Passage to read:
----

Not that I can blame the guy for hitting the bottle as often as he does. I mean, it’s amazing he is even able to go out in public with all of his social hangups. Everything from outdoor dining to open-toed shoes seems to make this guy break out into cold sweats. The guy has more social phobias than Monk (my apologies, Ned, as I am sure you are too old and out of touch to get that witty pop culture reference). But, like Monk, the guy more than makes up for his social awkwardness with pure talent.
Say what you will about Ned Bitters, but the guy knows how to write. Of course, while his witty rants and killer one-liners are enough to keep readers coming back, the most interesting part of reading his columns is watching him struggle with his sexuality week after week. Last week, he was waxing poetic about the skimpy outfits worn by female volleyball players, but last month he was going on and on about the special times he and his “Muddy Buddy” had together. Here’s a quote from that column: “I went to mount … and this was the beginning of my trauma. He is six feet, three inches tall. I am not.” That’s after Bitters made sure to tell us all what incredible shape his partner was in.
So while he may be on the bottle and out of touch with his latent homosexuality, he’s still a hell of a writer and I’m proud to have him on HoboTrashcan. Even if he is kind of an asshole.
That’s the best he could come up with? Has he even read most of the shit I send him, incoherent tripe banged out under a nightly deluge of scotch or gin? Allow me to add a bit more to Editor Joel’s mild critique. He should have said:
The unfunny prick needs to learn the first rule of comedy: Get to the punchline before the second coming. On and on and on he goes. I know there’s supposed to be a joke buried in there somewhere, but by the time I find the damn thing I’m too exhausted from all the digging.
His topics get lamer every week. How hard could it be to pick something that deserves a good skewering, and then go after it with malice? Let me give this overrated thing a shot. “Hey, what’s with these fucking cancer kids getting all this cool shit when they’re about to die? Why the fuck would anyone waste a perfectly good authentic Major League jersey on a kid who is going to be buried in it next month.” See, that wasn’t so hard. And I bet that would hook readers more than a rant about people’s video game skills. Way to help keep the site cutting edge, ramrod.

----

Stored data entries
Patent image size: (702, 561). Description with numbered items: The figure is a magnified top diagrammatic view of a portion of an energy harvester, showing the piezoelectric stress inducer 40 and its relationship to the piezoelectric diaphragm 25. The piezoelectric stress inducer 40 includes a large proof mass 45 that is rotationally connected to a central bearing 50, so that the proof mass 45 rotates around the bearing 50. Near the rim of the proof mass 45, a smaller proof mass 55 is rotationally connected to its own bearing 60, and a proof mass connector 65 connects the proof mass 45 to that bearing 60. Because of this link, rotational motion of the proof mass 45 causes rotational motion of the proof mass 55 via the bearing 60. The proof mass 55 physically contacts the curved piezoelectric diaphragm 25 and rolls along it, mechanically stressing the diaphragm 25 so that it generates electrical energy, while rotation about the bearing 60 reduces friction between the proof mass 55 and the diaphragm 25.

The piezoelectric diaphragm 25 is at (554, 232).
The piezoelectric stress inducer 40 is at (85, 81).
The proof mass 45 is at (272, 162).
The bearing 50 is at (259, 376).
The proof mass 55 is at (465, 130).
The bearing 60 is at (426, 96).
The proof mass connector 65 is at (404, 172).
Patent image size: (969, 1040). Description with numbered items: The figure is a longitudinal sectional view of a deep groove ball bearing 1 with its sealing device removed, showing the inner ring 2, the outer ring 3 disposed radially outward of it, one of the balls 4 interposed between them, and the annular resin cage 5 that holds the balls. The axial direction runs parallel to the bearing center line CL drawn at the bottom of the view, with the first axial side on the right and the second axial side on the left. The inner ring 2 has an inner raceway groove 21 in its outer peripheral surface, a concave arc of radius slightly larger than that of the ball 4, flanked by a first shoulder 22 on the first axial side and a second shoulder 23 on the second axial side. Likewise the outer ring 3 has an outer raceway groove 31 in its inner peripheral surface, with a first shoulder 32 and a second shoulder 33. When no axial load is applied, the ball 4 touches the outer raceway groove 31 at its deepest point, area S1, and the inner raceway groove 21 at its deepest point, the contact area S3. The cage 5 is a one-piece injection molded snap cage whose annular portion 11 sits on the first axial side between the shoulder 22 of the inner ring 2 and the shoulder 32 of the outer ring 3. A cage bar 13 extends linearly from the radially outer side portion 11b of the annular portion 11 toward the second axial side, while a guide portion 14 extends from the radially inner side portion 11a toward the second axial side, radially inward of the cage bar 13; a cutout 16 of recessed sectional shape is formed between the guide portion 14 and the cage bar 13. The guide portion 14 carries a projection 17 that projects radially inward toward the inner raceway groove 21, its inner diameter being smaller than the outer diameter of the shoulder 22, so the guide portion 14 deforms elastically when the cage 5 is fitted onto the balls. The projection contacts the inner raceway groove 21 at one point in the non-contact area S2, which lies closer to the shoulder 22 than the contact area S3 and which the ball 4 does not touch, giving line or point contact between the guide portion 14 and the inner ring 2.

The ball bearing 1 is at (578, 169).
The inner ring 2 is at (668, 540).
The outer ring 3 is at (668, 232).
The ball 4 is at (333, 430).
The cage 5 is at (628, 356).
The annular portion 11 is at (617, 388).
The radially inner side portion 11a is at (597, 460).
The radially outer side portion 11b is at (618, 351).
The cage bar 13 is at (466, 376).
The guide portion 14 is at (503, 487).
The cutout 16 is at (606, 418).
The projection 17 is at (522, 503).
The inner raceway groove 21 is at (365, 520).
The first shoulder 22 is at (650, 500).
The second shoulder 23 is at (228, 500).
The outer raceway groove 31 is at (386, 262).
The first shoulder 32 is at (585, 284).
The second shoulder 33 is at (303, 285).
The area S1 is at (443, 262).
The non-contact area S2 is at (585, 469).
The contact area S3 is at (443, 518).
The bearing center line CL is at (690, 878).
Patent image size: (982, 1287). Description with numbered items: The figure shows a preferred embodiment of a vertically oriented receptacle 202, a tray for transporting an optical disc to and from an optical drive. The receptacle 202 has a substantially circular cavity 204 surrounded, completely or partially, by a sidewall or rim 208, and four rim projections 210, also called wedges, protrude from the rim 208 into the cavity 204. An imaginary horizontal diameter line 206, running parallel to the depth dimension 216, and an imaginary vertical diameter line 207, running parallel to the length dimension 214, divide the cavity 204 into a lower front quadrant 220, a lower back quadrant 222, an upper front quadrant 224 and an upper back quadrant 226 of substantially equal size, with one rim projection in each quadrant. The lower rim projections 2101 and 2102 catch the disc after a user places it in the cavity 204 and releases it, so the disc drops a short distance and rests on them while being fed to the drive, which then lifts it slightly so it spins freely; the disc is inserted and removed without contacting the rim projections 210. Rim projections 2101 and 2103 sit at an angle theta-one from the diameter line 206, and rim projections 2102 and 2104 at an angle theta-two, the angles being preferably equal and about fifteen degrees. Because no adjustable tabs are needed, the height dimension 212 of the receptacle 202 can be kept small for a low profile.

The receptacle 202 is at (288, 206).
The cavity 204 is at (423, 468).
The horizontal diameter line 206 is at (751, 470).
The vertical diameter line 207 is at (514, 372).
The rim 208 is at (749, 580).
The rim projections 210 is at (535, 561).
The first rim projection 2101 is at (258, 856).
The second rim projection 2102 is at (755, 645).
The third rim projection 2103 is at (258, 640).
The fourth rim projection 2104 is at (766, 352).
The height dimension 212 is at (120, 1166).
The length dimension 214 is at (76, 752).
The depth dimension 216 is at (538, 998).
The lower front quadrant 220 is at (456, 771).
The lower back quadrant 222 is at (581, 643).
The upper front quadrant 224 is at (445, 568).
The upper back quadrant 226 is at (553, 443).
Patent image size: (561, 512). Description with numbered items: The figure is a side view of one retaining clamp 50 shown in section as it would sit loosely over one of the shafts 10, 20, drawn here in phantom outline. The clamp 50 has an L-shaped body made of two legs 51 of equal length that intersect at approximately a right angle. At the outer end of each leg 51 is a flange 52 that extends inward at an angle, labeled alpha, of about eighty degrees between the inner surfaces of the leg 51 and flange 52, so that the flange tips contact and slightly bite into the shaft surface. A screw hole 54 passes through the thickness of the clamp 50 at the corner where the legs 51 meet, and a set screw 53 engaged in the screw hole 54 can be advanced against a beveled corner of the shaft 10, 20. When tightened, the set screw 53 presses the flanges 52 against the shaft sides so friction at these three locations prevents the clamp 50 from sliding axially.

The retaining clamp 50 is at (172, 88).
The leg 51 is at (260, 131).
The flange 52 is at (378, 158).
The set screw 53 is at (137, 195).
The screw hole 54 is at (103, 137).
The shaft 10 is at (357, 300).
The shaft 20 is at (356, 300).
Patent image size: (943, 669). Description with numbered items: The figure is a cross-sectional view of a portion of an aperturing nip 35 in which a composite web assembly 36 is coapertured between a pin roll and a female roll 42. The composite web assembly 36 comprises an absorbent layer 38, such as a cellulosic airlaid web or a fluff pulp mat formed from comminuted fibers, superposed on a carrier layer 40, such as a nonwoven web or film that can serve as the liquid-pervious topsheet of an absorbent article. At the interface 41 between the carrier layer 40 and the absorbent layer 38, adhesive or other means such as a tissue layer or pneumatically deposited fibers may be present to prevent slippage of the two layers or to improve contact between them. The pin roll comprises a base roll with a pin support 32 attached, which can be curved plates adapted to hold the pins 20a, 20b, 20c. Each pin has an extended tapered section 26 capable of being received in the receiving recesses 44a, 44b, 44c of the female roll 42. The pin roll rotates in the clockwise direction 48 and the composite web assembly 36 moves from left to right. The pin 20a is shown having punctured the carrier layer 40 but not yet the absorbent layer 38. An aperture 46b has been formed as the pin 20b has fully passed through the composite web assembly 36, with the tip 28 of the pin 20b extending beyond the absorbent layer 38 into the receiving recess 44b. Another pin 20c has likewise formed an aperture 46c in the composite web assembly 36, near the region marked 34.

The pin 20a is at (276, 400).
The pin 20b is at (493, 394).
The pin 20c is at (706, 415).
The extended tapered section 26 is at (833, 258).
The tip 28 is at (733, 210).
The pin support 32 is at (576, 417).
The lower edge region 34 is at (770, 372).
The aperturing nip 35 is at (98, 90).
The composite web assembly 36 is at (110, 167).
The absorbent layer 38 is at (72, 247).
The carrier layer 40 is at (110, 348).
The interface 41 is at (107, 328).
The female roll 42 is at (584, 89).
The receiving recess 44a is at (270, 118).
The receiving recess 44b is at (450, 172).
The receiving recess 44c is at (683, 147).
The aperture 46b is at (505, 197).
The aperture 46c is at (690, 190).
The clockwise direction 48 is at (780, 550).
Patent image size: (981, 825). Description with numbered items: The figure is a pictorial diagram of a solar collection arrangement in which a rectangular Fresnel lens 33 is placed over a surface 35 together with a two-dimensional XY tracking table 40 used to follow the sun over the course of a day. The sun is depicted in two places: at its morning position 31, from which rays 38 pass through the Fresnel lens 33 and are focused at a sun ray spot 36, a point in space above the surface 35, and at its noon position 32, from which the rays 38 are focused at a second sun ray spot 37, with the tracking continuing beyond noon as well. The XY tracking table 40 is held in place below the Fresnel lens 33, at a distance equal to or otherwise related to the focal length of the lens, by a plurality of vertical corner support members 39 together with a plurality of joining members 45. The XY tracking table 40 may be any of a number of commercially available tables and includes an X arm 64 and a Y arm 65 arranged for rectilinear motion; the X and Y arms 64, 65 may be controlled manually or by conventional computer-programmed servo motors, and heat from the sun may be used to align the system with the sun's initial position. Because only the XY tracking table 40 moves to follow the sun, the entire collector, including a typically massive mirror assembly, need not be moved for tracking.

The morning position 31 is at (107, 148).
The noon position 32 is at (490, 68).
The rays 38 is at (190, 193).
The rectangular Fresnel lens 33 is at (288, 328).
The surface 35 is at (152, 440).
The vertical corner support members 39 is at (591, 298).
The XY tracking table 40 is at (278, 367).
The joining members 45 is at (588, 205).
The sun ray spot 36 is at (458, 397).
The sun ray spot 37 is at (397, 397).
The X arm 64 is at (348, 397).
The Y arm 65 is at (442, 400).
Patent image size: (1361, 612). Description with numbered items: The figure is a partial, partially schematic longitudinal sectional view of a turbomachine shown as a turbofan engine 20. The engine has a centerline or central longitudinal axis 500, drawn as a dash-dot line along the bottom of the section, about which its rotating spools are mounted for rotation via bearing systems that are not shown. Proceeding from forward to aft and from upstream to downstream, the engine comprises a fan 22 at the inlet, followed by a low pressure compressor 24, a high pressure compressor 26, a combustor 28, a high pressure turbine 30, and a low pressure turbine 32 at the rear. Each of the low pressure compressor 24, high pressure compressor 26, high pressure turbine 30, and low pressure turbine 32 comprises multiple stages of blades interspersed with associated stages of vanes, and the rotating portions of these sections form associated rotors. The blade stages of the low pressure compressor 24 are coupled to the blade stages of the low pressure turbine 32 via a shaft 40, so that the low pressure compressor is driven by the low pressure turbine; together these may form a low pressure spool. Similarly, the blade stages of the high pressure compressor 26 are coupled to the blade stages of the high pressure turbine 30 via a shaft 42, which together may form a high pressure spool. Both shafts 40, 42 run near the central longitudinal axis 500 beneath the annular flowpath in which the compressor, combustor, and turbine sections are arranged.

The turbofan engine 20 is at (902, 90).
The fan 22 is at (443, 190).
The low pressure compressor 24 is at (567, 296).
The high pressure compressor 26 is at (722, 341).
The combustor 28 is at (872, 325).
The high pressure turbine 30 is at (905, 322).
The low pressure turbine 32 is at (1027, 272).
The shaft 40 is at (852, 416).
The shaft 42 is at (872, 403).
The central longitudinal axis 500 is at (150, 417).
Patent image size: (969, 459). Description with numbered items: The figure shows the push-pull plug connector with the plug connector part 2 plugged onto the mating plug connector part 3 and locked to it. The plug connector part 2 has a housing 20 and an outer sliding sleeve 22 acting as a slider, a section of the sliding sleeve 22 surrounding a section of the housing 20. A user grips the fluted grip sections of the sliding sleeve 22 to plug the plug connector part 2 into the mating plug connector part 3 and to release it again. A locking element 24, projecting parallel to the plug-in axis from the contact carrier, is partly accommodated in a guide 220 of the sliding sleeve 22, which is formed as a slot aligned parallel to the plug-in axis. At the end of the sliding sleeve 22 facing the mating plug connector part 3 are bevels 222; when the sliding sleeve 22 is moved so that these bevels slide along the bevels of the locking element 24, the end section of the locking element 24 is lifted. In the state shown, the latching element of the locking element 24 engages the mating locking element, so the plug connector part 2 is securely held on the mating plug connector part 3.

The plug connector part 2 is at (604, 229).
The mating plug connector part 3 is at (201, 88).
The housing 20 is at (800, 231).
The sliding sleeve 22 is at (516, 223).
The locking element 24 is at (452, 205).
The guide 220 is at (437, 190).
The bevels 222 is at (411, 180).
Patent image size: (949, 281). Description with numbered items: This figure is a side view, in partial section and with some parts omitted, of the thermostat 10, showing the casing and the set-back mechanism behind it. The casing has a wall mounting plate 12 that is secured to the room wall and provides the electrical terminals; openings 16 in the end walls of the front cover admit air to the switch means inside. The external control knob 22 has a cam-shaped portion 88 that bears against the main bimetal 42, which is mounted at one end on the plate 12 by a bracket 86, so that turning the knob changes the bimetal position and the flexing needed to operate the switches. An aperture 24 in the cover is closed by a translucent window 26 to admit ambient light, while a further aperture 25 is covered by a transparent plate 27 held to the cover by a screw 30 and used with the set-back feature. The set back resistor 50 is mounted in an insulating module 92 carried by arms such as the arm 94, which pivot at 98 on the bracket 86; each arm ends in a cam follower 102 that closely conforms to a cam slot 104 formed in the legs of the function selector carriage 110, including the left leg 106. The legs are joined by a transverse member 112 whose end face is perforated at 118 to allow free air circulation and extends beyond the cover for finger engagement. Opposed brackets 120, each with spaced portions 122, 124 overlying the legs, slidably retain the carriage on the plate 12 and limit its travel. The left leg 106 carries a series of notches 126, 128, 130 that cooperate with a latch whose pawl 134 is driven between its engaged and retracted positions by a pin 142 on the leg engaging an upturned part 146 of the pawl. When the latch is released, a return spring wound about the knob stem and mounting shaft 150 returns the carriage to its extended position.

----

Your goal: Which sentences in the column about Ned Bitters end with a question mark? The items play no part in this work.

Output:
- That’s the best he could come up with?
- Has he even read most of the shit I send him, incoherent tripe banged out under a nightly deluge of scotch or gin?
- How hard could it be to pick something that deserves a good skewering, and then go after it with malice?
- Hey, what’s with these fucking cancer kids getting all this cool shit when they’re about to die?